* [GOAL]:
Some lines in the records below may hold the word "Lodz"; give the number of those lines and nothing else.

* [DATASET EXCERPTS]:

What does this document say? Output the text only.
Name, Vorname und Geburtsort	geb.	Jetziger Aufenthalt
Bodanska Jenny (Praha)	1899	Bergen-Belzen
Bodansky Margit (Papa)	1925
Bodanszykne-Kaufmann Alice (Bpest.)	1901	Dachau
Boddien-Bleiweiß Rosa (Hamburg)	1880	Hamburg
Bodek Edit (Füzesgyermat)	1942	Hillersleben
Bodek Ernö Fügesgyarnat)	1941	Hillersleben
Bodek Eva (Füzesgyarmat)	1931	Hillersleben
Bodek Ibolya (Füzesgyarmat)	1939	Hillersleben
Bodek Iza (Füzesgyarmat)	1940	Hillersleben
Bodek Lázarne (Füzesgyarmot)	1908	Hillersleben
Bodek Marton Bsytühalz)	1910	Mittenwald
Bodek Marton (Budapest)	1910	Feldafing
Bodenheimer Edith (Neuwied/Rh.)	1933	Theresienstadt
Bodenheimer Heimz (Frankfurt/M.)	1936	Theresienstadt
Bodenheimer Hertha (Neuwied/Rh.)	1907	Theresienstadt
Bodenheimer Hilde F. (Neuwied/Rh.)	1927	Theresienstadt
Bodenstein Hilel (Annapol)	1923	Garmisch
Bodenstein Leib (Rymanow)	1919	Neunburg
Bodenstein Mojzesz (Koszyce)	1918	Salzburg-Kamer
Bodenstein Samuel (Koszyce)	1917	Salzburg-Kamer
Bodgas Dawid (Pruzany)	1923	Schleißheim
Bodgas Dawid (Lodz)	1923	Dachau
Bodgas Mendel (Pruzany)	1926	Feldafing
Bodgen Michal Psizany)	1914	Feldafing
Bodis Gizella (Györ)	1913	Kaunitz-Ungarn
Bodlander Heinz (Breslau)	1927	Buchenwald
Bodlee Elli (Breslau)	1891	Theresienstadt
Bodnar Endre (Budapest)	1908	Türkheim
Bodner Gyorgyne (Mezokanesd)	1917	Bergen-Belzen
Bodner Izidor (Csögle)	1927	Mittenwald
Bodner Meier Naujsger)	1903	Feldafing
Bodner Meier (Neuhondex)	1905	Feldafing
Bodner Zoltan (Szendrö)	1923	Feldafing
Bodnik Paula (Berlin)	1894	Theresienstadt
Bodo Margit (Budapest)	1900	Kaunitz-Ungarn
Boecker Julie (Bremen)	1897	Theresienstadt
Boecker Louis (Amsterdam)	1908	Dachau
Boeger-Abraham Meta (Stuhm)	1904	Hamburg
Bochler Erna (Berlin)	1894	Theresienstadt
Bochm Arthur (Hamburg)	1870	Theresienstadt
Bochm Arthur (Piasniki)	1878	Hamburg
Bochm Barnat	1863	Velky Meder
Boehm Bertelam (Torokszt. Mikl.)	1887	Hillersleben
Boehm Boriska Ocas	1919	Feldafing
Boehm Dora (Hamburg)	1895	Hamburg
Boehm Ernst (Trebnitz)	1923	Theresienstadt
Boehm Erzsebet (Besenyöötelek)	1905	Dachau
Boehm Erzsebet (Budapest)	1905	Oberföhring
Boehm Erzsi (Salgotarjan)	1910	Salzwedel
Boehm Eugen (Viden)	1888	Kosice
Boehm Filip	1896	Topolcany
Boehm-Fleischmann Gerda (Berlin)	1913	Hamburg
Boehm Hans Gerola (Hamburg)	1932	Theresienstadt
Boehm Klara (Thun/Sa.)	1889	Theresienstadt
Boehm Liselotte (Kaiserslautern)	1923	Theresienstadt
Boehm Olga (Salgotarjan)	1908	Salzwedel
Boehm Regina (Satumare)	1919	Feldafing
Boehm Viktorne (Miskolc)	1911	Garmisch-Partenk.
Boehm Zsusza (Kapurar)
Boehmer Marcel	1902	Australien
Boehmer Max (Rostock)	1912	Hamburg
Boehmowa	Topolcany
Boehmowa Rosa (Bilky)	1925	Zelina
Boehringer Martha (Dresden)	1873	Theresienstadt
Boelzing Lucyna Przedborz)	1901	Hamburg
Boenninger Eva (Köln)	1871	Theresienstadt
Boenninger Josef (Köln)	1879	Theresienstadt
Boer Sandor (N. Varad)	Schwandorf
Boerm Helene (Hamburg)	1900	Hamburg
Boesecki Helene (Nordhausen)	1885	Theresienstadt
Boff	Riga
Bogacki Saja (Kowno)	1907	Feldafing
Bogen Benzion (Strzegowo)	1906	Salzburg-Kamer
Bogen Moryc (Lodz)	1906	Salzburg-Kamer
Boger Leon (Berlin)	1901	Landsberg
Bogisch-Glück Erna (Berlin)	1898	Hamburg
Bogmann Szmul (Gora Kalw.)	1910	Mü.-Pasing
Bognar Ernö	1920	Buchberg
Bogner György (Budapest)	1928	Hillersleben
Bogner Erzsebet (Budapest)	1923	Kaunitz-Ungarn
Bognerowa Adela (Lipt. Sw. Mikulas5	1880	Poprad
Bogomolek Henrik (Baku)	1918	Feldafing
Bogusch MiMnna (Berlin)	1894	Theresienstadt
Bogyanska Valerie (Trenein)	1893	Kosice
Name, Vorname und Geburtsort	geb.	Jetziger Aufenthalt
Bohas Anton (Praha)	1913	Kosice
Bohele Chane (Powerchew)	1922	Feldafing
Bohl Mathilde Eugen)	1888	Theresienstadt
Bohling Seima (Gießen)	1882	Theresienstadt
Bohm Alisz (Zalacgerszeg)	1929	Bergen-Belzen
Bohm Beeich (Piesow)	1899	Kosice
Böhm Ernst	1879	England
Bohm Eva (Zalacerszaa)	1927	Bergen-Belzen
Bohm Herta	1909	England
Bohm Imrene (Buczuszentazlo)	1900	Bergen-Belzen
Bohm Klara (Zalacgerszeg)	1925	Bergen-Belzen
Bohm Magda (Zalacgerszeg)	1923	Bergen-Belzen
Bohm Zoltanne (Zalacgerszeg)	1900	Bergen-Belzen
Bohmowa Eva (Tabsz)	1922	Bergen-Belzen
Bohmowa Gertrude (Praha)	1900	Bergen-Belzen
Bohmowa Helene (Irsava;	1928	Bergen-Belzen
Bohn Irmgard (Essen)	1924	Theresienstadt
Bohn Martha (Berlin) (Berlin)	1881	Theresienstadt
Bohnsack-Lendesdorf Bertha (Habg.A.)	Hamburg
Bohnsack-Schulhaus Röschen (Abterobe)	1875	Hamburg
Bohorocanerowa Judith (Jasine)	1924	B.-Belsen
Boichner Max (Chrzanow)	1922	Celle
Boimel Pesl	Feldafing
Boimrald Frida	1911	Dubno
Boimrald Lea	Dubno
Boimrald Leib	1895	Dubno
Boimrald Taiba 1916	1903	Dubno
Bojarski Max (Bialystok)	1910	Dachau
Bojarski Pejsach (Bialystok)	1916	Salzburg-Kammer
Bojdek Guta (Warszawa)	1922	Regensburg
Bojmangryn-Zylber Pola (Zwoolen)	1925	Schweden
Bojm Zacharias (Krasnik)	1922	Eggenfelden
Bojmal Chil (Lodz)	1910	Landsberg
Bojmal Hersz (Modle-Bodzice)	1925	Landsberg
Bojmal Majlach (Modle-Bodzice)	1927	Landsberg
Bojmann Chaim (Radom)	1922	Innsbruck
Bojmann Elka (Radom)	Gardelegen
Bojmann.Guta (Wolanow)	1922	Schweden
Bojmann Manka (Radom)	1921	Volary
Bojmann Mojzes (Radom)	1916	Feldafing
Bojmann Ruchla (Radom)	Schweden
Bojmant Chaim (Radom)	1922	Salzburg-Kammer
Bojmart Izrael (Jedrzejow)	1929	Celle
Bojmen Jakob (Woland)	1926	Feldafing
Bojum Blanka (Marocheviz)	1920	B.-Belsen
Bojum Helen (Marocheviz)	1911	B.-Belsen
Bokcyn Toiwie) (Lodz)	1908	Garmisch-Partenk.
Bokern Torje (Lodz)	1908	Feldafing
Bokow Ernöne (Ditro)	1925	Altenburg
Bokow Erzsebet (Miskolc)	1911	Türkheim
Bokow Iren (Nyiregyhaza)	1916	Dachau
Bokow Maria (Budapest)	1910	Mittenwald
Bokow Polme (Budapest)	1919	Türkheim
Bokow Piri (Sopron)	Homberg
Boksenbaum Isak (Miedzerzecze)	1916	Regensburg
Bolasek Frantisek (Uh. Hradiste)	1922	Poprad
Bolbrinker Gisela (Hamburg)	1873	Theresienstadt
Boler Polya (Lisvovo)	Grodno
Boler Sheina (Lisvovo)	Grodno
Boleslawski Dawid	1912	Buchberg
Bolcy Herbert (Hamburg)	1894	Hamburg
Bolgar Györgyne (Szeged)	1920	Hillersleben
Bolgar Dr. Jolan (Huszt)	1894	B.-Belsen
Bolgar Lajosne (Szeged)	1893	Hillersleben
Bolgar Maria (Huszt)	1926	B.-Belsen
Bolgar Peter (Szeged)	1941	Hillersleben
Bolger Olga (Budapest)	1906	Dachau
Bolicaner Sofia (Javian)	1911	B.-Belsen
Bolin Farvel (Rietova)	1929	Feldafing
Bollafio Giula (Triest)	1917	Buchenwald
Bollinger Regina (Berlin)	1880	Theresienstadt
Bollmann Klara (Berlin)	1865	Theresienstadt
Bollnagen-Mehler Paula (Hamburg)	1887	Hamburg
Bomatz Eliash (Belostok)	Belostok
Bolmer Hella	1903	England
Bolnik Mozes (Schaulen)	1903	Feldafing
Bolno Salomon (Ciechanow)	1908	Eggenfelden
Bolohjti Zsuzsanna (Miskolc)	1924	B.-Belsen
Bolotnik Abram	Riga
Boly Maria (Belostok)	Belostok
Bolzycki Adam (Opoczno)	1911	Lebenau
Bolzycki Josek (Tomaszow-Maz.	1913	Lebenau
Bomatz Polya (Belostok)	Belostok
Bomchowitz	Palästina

* [SOLUTION]:
5